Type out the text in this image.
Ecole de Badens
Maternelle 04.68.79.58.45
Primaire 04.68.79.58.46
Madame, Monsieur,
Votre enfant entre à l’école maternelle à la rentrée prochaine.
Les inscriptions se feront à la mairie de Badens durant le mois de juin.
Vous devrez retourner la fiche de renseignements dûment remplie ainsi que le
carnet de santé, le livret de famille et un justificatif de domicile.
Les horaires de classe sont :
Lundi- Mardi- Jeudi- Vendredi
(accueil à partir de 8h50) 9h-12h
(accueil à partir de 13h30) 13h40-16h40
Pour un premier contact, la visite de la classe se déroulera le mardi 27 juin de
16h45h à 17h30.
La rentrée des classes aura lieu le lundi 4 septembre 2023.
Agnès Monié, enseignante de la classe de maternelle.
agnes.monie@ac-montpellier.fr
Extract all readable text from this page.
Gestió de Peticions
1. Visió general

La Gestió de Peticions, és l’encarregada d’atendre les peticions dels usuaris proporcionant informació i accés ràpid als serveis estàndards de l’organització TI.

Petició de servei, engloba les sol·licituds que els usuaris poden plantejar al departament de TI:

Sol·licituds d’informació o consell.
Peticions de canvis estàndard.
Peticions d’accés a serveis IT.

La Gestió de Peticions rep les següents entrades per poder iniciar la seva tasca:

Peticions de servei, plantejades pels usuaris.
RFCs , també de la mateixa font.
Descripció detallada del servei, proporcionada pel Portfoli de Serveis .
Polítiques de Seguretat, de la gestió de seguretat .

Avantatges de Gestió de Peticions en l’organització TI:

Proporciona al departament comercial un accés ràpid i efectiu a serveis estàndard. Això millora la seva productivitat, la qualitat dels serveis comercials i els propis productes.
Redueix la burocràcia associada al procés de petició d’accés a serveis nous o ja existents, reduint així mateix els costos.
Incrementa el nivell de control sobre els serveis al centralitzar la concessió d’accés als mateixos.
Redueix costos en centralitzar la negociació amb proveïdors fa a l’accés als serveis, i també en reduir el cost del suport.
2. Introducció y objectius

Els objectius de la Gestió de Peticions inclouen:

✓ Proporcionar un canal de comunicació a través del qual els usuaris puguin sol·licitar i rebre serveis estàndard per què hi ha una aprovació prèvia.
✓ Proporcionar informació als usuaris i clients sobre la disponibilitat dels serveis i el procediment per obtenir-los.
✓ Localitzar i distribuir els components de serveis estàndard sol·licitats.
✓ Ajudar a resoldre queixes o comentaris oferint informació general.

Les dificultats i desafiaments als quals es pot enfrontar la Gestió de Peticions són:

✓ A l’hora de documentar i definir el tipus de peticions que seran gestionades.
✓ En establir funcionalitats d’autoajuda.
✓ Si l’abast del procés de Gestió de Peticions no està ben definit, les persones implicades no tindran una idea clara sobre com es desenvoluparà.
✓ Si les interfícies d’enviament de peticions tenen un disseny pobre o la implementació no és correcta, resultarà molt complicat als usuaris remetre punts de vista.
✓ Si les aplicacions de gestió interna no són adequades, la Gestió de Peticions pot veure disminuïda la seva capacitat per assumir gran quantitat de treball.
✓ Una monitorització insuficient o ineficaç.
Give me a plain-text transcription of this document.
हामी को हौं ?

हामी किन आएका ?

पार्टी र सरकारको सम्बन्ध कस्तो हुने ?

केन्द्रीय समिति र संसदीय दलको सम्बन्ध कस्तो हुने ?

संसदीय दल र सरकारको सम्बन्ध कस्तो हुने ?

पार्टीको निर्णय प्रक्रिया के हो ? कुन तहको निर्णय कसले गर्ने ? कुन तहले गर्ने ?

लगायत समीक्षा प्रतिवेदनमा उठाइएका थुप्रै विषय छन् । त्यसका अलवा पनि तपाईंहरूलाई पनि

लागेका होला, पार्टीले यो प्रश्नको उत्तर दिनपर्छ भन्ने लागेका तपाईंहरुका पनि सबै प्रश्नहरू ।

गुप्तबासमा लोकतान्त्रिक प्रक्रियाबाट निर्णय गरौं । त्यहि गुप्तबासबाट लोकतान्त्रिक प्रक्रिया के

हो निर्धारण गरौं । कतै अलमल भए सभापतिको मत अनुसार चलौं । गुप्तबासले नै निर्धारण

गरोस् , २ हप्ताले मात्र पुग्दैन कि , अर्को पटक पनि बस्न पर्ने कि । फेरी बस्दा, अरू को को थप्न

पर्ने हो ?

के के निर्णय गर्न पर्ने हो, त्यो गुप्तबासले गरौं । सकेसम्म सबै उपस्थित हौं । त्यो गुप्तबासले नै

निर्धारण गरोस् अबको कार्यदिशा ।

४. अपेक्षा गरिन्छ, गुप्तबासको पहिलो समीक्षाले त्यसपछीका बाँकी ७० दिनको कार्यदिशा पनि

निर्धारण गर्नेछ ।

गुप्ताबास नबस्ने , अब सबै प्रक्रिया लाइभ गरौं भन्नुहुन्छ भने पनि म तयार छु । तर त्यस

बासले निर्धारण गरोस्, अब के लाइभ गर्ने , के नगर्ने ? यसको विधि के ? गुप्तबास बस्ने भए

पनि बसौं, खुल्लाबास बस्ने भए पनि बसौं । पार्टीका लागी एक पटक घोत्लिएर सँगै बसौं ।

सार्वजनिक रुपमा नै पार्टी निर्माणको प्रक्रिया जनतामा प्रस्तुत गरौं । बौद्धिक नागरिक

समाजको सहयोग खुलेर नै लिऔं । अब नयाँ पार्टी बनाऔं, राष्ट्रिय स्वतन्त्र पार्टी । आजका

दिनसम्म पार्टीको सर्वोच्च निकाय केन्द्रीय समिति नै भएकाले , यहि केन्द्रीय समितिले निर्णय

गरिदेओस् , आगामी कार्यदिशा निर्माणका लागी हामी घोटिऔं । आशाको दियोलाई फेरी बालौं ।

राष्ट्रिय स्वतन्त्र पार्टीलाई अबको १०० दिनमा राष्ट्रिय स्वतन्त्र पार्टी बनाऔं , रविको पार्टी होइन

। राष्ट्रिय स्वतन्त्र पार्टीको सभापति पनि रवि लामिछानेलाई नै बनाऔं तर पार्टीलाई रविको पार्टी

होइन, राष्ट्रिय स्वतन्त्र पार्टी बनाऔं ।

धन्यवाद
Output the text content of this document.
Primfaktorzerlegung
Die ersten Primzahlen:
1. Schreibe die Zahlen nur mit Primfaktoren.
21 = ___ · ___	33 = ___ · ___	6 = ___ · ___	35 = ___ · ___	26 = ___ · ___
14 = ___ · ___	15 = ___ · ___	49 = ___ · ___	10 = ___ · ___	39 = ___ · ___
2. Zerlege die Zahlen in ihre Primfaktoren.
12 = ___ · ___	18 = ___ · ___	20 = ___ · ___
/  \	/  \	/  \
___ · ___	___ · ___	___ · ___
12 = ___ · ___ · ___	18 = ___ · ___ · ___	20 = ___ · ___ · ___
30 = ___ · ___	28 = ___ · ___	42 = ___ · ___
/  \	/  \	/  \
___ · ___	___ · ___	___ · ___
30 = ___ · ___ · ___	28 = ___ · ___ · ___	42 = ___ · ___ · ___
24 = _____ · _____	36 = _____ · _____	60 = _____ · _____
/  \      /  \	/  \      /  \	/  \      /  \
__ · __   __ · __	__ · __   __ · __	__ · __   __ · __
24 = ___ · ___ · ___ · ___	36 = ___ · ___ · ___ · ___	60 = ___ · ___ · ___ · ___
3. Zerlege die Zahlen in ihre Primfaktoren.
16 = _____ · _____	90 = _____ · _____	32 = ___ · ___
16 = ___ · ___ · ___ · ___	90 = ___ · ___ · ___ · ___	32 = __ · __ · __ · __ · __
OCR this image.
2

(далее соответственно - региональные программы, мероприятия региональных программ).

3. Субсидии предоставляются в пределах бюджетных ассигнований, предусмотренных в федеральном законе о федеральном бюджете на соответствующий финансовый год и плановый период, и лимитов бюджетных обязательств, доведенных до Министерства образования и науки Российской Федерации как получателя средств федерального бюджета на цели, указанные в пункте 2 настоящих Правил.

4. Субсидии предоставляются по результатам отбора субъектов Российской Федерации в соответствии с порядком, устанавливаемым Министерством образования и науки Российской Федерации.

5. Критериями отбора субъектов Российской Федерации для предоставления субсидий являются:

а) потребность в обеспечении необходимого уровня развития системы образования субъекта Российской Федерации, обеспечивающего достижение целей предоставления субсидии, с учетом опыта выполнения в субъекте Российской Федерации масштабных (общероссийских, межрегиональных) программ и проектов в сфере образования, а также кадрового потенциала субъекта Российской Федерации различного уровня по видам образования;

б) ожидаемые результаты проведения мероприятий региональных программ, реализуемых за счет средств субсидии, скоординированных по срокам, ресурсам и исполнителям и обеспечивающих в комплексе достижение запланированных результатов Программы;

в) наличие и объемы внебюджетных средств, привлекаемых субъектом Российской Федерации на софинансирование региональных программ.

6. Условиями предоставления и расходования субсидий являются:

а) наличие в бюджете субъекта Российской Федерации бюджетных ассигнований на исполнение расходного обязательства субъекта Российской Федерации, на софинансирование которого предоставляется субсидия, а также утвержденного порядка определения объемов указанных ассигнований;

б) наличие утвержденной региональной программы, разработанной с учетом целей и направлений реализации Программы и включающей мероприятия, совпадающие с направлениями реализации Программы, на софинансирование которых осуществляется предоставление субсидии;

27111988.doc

EXERCISE BRIEF: From the records above, pull out every line containing the word "general".

WRITTEN RESPONSE:
1. Visió general
✓ Ajudar a resoldre queixes o comentaris oferint informació general.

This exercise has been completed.